* **Do this**
Give the entries again, word for word.

■ ■ ■ ■

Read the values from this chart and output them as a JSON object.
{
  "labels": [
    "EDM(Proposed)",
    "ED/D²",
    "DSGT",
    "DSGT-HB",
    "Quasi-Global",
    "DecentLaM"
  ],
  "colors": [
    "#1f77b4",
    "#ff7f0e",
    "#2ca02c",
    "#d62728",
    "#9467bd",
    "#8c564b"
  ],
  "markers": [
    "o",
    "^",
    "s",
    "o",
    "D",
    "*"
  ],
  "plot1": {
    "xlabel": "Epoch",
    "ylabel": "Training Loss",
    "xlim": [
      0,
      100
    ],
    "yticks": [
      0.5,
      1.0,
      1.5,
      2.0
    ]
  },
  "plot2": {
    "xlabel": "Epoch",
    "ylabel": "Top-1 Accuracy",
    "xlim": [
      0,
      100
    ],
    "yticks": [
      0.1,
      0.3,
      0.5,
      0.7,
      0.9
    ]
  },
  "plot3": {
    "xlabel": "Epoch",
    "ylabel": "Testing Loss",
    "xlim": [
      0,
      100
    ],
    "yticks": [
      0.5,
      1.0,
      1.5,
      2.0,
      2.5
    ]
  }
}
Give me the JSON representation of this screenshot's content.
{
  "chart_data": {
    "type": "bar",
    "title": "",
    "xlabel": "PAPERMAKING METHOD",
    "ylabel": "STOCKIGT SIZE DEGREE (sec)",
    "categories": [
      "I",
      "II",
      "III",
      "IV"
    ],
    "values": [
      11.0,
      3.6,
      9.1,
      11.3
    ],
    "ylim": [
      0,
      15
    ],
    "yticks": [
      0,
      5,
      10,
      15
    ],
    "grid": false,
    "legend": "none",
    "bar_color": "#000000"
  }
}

■ ■ ■ ■

* **Problem solution**
Read the values from this chart and output them as a JSON object.
{
  "labels": [
    "EDM(Proposed)",
    "ED/D²",
    "DSGT",
    "DSGT-HB",
    "Quasi-Global",
    "DecentLaM"
  ],
  "colors": [
    "#1f77b4",
    "#ff7f0e",
    "#2ca02c",
    "#d62728",
    "#9467bd",
    "#8c564b"
  ],
  "markers": [
    "o",
    "^",
    "s",
    "o",
    "D",
    "*"
  ],
  "plot1": {
    "xlabel": "Epoch",
    "ylabel": "Training Loss",
    "xlim": [
      0,
      100
    ],
    "yticks": [
      0.5,
      1.0,
      1.5,
      2.0
    ]
  },
  "plot2": {
    "xlabel": "Epoch",
    "ylabel": "Top-1 Accuracy",
    "xlim": [
      0,
      100
    ],
    "yticks": [
      0.1,
      0.3,
      0.5,
      0.7,
      0.9
    ]
  },
  "plot3": {
    "xlabel": "Epoch",
    "ylabel": "Testing Loss",
    "xlim": [
      0,
      100
    ],
    "yticks": [
      0.5,
      1.0,
      1.5,
      2.0,
      2.5
    ]
  }
}
Give me the JSON representation of this screenshot's content.
{
  "chart_data": {
    "type": "bar",
    "title": "",
    "xlabel": "PAPERMAKING METHOD",
    "ylabel": "STOCKIGT SIZE DEGREE (sec)",
    "categories": [
      "I",
      "II",
      "III",
      "IV"
    ],
    "values": [
      11.0,
      3.6,
      9.1,
      11.3
    ],
    "ylim": [
      0,
      15
    ],
    "yticks": [
      0,
      5,
      10,
      15
    ],
    "grid": false,
    "legend": "none",
    "bar_color": "#000000"
  }
}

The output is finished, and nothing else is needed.